[begin Supplied data]
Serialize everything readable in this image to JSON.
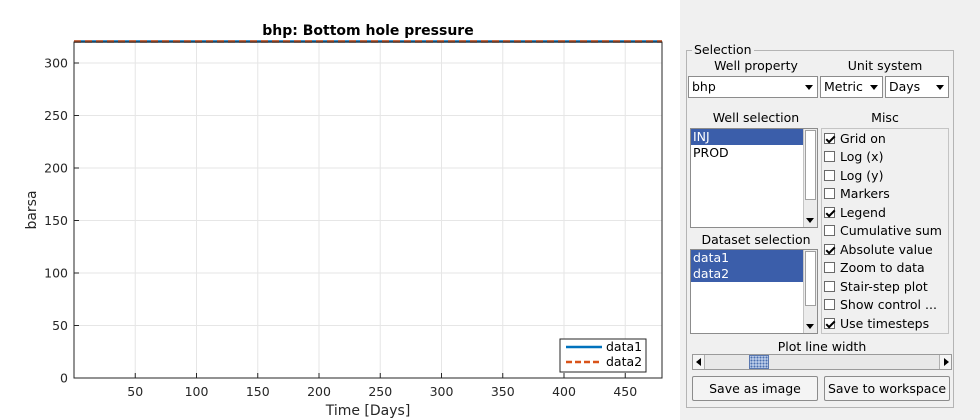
{
  "chart_data": {
    "type": "line",
    "title": "bhp: Bottom hole pressure",
    "xlabel": "Time [Days]",
    "ylabel": "barsa",
    "xlim": [
      0,
      480
    ],
    "ylim": [
      0,
      320
    ],
    "xticks": [
      50,
      100,
      150,
      200,
      250,
      300,
      350,
      400,
      450
    ],
    "yticks": [
      0,
      50,
      100,
      150,
      200,
      250,
      300
    ],
    "grid": true,
    "legend_position": "bottom-right",
    "series": [
      {
        "name": "data1",
        "color": "#0072bd",
        "style": "solid",
        "x": [
          0,
          480
        ],
        "y": [
          320,
          320
        ]
      },
      {
        "name": "data2",
        "color": "#d95319",
        "style": "dashed",
        "x": [
          0,
          480
        ],
        "y": [
          320,
          320
        ]
      }
    ]
  },
  "panel": {
    "selection_title": "Selection",
    "well_property": {
      "label": "Well property",
      "value": "bhp"
    },
    "unit_system": {
      "label": "Unit system",
      "unit_value": "Metric",
      "time_value": "Days"
    },
    "well_selection": {
      "label": "Well selection",
      "items": [
        {
          "label": "INJ",
          "selected": true
        },
        {
          "label": "PROD",
          "selected": false
        }
      ]
    },
    "dataset_selection": {
      "label": "Dataset selection",
      "items": [
        {
          "label": "data1",
          "selected": true
        },
        {
          "label": "data2",
          "selected": true
        }
      ]
    },
    "misc": {
      "label": "Misc",
      "options": [
        {
          "label": "Grid on",
          "checked": true
        },
        {
          "label": "Log (x)",
          "checked": false
        },
        {
          "label": "Log (y)",
          "checked": false
        },
        {
          "label": "Markers",
          "checked": false
        },
        {
          "label": "Legend",
          "checked": true
        },
        {
          "label": "Cumulative sum",
          "checked": false
        },
        {
          "label": "Absolute value",
          "checked": true
        },
        {
          "label": "Zoom to data",
          "checked": false
        },
        {
          "label": "Stair-step plot",
          "checked": false
        },
        {
          "label": "Show control ...",
          "checked": false
        },
        {
          "label": "Use timesteps",
          "checked": true
        }
      ]
    },
    "plot_line_width": {
      "label": "Plot line width",
      "value_fraction": 0.22
    },
    "buttons": {
      "save_image": "Save as image",
      "save_workspace": "Save to workspace"
    }
  }
}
[end Supplied data]
> [Requirement]: Output an exact copy of the material, with the pictures removed.

> [Exercise answer]:
Serialize everything readable in this image to JSON.
{
  "chart_data": {
    "type": "line",
    "title": "bhp: Bottom hole pressure",
    "xlabel": "Time [Days]",
    "ylabel": "barsa",
    "xlim": [
      0,
      480
    ],
    "ylim": [
      0,
      320
    ],
    "xticks": [
      50,
      100,
      150,
      200,
      250,
      300,
      350,
      400,
      450
    ],
    "yticks": [
      0,
      50,
      100,
      150,
      200,
      250,
      300
    ],
    "grid": true,
    "legend_position": "bottom-right",
    "series": [
      {
        "name": "data1",
        "color": "#0072bd",
        "style": "solid",
        "x": [
          0,
          480
        ],
        "y": [
          320,
          320
        ]
      },
      {
        "name": "data2",
        "color": "#d95319",
        "style": "dashed",
        "x": [
          0,
          480
        ],
        "y": [
          320,
          320
        ]
      }
    ]
  },
  "panel": {
    "selection_title": "Selection",
    "well_property": {
      "label": "Well property",
      "value": "bhp"
    },
    "unit_system": {
      "label": "Unit system",
      "unit_value": "Metric",
      "time_value": "Days"
    },
    "well_selection": {
      "label": "Well selection",
      "items": [
        {
          "label": "INJ",
          "selected": true
        },
        {
          "label": "PROD",
          "selected": false
        }
      ]
    },
    "dataset_selection": {
      "label": "Dataset selection",
      "items": [
        {
          "label": "data1",
          "selected": true
        },
        {
          "label": "data2",
          "selected": true
        }
      ]
    },
    "misc": {
      "label": "Misc",
      "options": [
        {
          "label": "Grid on",
          "checked": true
        },
        {
          "label": "Log (x)",
          "checked": false
        },
        {
          "label": "Log (y)",
          "checked": false
        },
        {
          "label": "Markers",
          "checked": false
        },
        {
          "label": "Legend",
          "checked": true
        },
        {
          "label": "Cumulative sum",
          "checked": false
        },
        {
          "label": "Absolute value",
          "checked": true
        },
        {
          "label": "Zoom to data",
          "checked": false
        },
        {
          "label": "Stair-step plot",
          "checked": false
        },
        {
          "label": "Show control ...",
          "checked": false
        },
        {
          "label": "Use timesteps",
          "checked": true
        }
      ]
    },
    "plot_line_width": {
      "label": "Plot line width",
      "value_fraction": 0.22
    },
    "buttons": {
      "save_image": "Save as image",
      "save_workspace": "Save to workspace"
    }
  }
}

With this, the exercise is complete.